--- Data for the task ---

:::

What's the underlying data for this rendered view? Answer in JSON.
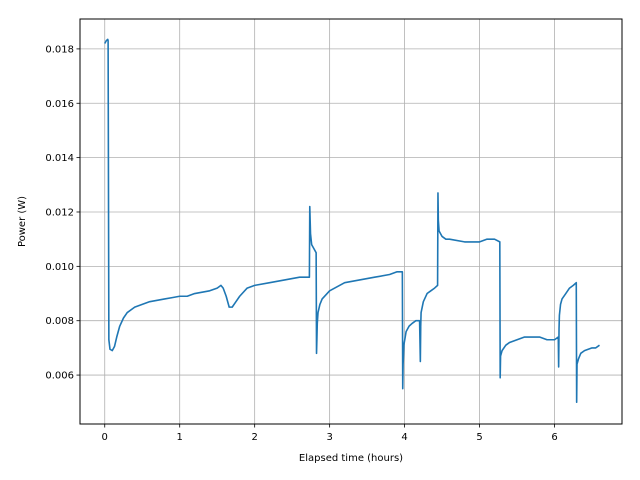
{
  "chart_data": {
    "type": "line",
    "title": "",
    "xlabel": "Elapsed time (hours)",
    "ylabel": "Power (W)",
    "xlim": [
      -0.33,
      6.9
    ],
    "ylim": [
      0.0042,
      0.0191
    ],
    "grid": true,
    "line_color": "#1f77b4",
    "xticks": [
      0,
      1,
      2,
      3,
      4,
      5,
      6
    ],
    "xtick_labels": [
      "0",
      "1",
      "2",
      "3",
      "4",
      "5",
      "6"
    ],
    "yticks": [
      0.006,
      0.008,
      0.01,
      0.012,
      0.014,
      0.016,
      0.018
    ],
    "ytick_labels": [
      "0.006",
      "0.008",
      "0.010",
      "0.012",
      "0.014",
      "0.016",
      "0.018"
    ],
    "series": [
      {
        "x": [
          0.0,
          0.02,
          0.04,
          0.045,
          0.055,
          0.07,
          0.1,
          0.13,
          0.16,
          0.2,
          0.25,
          0.3,
          0.4,
          0.5,
          0.6,
          0.7,
          0.8,
          0.9,
          1.0,
          1.1,
          1.2,
          1.3,
          1.4,
          1.5,
          1.55,
          1.58,
          1.62,
          1.66,
          1.7,
          1.75,
          1.8,
          1.9,
          2.0,
          2.2,
          2.4,
          2.6,
          2.73,
          2.735,
          2.745,
          2.76,
          2.8,
          2.82,
          2.825,
          2.83,
          2.835,
          2.845,
          2.87,
          2.9,
          3.0,
          3.2,
          3.4,
          3.6,
          3.8,
          3.9,
          3.97,
          3.975,
          3.98,
          3.99,
          4.02,
          4.06,
          4.1,
          4.15,
          4.2,
          4.21,
          4.215,
          4.22,
          4.25,
          4.3,
          4.35,
          4.4,
          4.44,
          4.445,
          4.45,
          4.46,
          4.48,
          4.5,
          4.55,
          4.6,
          4.8,
          5.0,
          5.1,
          5.2,
          5.27,
          5.275,
          5.28,
          5.3,
          5.35,
          5.4,
          5.5,
          5.6,
          5.7,
          5.8,
          5.9,
          6.0,
          6.05,
          6.055,
          6.06,
          6.065,
          6.08,
          6.1,
          6.15,
          6.2,
          6.25,
          6.29,
          6.295,
          6.3,
          6.32,
          6.35,
          6.4,
          6.5,
          6.55,
          6.6
        ],
        "y": [
          0.0182,
          0.0183,
          0.01835,
          0.0183,
          0.0073,
          0.00695,
          0.0069,
          0.00705,
          0.0074,
          0.0078,
          0.0081,
          0.0083,
          0.0085,
          0.0086,
          0.0087,
          0.00875,
          0.0088,
          0.00885,
          0.0089,
          0.0089,
          0.009,
          0.00905,
          0.0091,
          0.0092,
          0.0093,
          0.0092,
          0.0089,
          0.0085,
          0.0085,
          0.0087,
          0.0089,
          0.0092,
          0.0093,
          0.0094,
          0.0095,
          0.0096,
          0.0096,
          0.0122,
          0.0112,
          0.0108,
          0.0106,
          0.0105,
          0.0068,
          0.0073,
          0.0079,
          0.0083,
          0.0086,
          0.0088,
          0.0091,
          0.0094,
          0.0095,
          0.0096,
          0.0097,
          0.0098,
          0.0098,
          0.0055,
          0.0064,
          0.0071,
          0.0076,
          0.0078,
          0.0079,
          0.008,
          0.008,
          0.0065,
          0.0078,
          0.0083,
          0.0087,
          0.009,
          0.0091,
          0.0092,
          0.0093,
          0.0127,
          0.0117,
          0.0113,
          0.0112,
          0.0111,
          0.011,
          0.011,
          0.0109,
          0.0109,
          0.011,
          0.011,
          0.0109,
          0.0059,
          0.0067,
          0.0069,
          0.0071,
          0.0072,
          0.0073,
          0.0074,
          0.0074,
          0.0074,
          0.0073,
          0.0073,
          0.0074,
          0.0063,
          0.0077,
          0.0082,
          0.0086,
          0.0088,
          0.009,
          0.0092,
          0.0093,
          0.0094,
          0.005,
          0.0064,
          0.0066,
          0.0068,
          0.0069,
          0.007,
          0.007,
          0.0071
        ]
      }
    ]
  }
}
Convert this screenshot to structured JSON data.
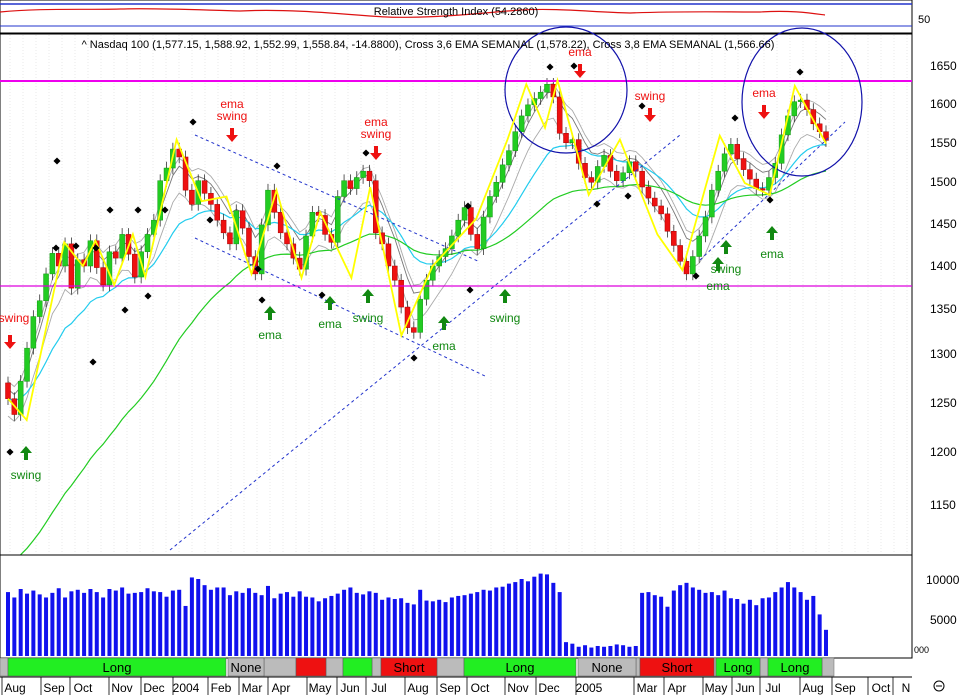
{
  "rsi_panel": {
    "title": "Relative Strength Index (54.2860)",
    "ticks": [
      "50"
    ]
  },
  "price_panel": {
    "title": "^ Nasdaq 100 (1,577.15, 1,588.92, 1,552.99, 1,558.84, -14.8800), Cross 3,6 EMA SEMANAL (1,578.22), Cross 3,8 EMA SEMANAL (1,566.66)",
    "yticks": [
      "1650",
      "1600",
      "1550",
      "1500",
      "1450",
      "1400",
      "1350",
      "1300",
      "1250",
      "1200",
      "1150"
    ]
  },
  "volume_panel": {
    "yticks": [
      "10000",
      "5000"
    ],
    "corner_label": "000"
  },
  "x_labels": [
    "Aug",
    "Sep",
    "Oct",
    "Nov",
    "Dec",
    "2004",
    "Feb",
    "Mar",
    "Apr",
    "May",
    "Jun",
    "Jul",
    "Aug",
    "Sep",
    "Oct",
    "Nov",
    "Dec",
    "2005",
    "Mar",
    "Apr",
    "May",
    "Jun",
    "Jul",
    "Aug",
    "Sep",
    "Oct",
    "N"
  ],
  "signals": [
    {
      "label": "Long",
      "type": "long"
    },
    {
      "label": "None",
      "type": "none"
    },
    {
      "label": "",
      "type": "short"
    },
    {
      "label": "",
      "type": "long"
    },
    {
      "label": "Short",
      "type": "short"
    },
    {
      "label": "Long",
      "type": "long"
    },
    {
      "label": "None",
      "type": "none"
    },
    {
      "label": "Short",
      "type": "short"
    },
    {
      "label": "Long",
      "type": "long"
    },
    {
      "label": "Long",
      "type": "long"
    }
  ],
  "annotations": [
    {
      "text": "swing",
      "color": "red"
    },
    {
      "text": "swing",
      "color": "green"
    },
    {
      "text": "ema",
      "color": "red"
    },
    {
      "text": "swing",
      "color": "red"
    },
    {
      "text": "ema",
      "color": "green"
    },
    {
      "text": "ema",
      "color": "green"
    },
    {
      "text": "ema",
      "color": "red"
    },
    {
      "text": "swing",
      "color": "red"
    },
    {
      "text": "swing",
      "color": "green"
    },
    {
      "text": "ema",
      "color": "green"
    },
    {
      "text": "swing",
      "color": "green"
    },
    {
      "text": "ema",
      "color": "red"
    },
    {
      "text": "swing",
      "color": "red"
    },
    {
      "text": "swing",
      "color": "green"
    },
    {
      "text": "ema",
      "color": "green"
    },
    {
      "text": "ema",
      "color": "red"
    },
    {
      "text": "ema",
      "color": "green"
    }
  ],
  "colors": {
    "up_candle": "#22cc22",
    "down_candle": "#ee1111",
    "price_line": "#ffff00",
    "ema_fast": "#22ccee",
    "ema_slow": "#22cc22",
    "envelope": "#999999",
    "resistance": "#ee00ee",
    "trend": "#2233cc",
    "volume": "#1111ee",
    "long": "#22ee22",
    "short": "#ee1111",
    "none": "#bbbbbb"
  },
  "chart_data": {
    "type": "candlestick",
    "period": "weekly",
    "x_range": [
      "2003-08",
      "2005-11"
    ],
    "ylim": [
      1100,
      1660
    ],
    "closes": [
      1232,
      1212,
      1254,
      1296,
      1336,
      1356,
      1390,
      1416,
      1400,
      1428,
      1372,
      1408,
      1400,
      1432,
      1398,
      1376,
      1418,
      1410,
      1440,
      1415,
      1386,
      1418,
      1440,
      1458,
      1508,
      1524,
      1548,
      1538,
      1496,
      1478,
      1508,
      1492,
      1478,
      1458,
      1442,
      1428,
      1470,
      1448,
      1412,
      1390,
      1452,
      1496,
      1468,
      1442,
      1428,
      1410,
      1396,
      1438,
      1468,
      1464,
      1440,
      1430,
      1488,
      1508,
      1498,
      1512,
      1520,
      1508,
      1442,
      1428,
      1400,
      1382,
      1348,
      1322,
      1316,
      1358,
      1382,
      1400,
      1412,
      1422,
      1438,
      1458,
      1474,
      1440,
      1422,
      1462,
      1488,
      1506,
      1528,
      1546,
      1570,
      1590,
      1604,
      1612,
      1620,
      1630,
      1614,
      1568,
      1556,
      1560,
      1530,
      1512,
      1506,
      1526,
      1540,
      1520,
      1508,
      1518,
      1532,
      1520,
      1500,
      1486,
      1476,
      1466,
      1444,
      1426,
      1406,
      1390,
      1412,
      1438,
      1462,
      1496,
      1520,
      1542,
      1554,
      1536,
      1522,
      1510,
      1498,
      1496,
      1512,
      1530,
      1566,
      1590,
      1608,
      1610,
      1598,
      1580,
      1570,
      1559
    ],
    "rsi_last": 54.286,
    "volume_units": "thousands",
    "volume": [
      8300,
      7600,
      8700,
      8100,
      8500,
      8000,
      7600,
      8200,
      8800,
      7600,
      8400,
      8600,
      8200,
      8700,
      8300,
      7600,
      8700,
      8500,
      8900,
      8100,
      8200,
      8300,
      8800,
      8400,
      8300,
      7700,
      8500,
      8600,
      6500,
      10200,
      10000,
      9200,
      8600,
      8900,
      8900,
      7900,
      8400,
      8200,
      8800,
      8200,
      7900,
      9100,
      7500,
      8100,
      8300,
      7700,
      8400,
      7700,
      7600,
      7100,
      7500,
      7800,
      8100,
      8600,
      8900,
      8200,
      8000,
      8400,
      8200,
      7300,
      7600,
      7400,
      7500,
      6900,
      6700,
      8600,
      7200,
      7100,
      7300,
      7000,
      7600,
      7800,
      7900,
      8100,
      8300,
      8600,
      8500,
      8900,
      9000,
      9400,
      9600,
      10000,
      9700,
      10300,
      10700,
      10600,
      9500,
      8300,
      1800,
      1600,
      1200,
      1400,
      1100,
      1300,
      1200,
      1300,
      1500,
      1400,
      1200,
      1300,
      8200,
      8300,
      7900,
      7700,
      6400,
      8500,
      9200,
      9500,
      8900,
      8600,
      8200,
      8300,
      7900,
      8500,
      7500,
      7400,
      6800,
      7300,
      6600,
      7500,
      7600,
      8300,
      8900,
      9600,
      8900,
      8300,
      7300,
      7800,
      5400,
      3400
    ]
  }
}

:::

--- Request ---
Return each line that includes "JSON".

--- The answer ---
What's the underlying data for this rendered view? Answer in JSON.
Convert this screenshot to structured JSON data.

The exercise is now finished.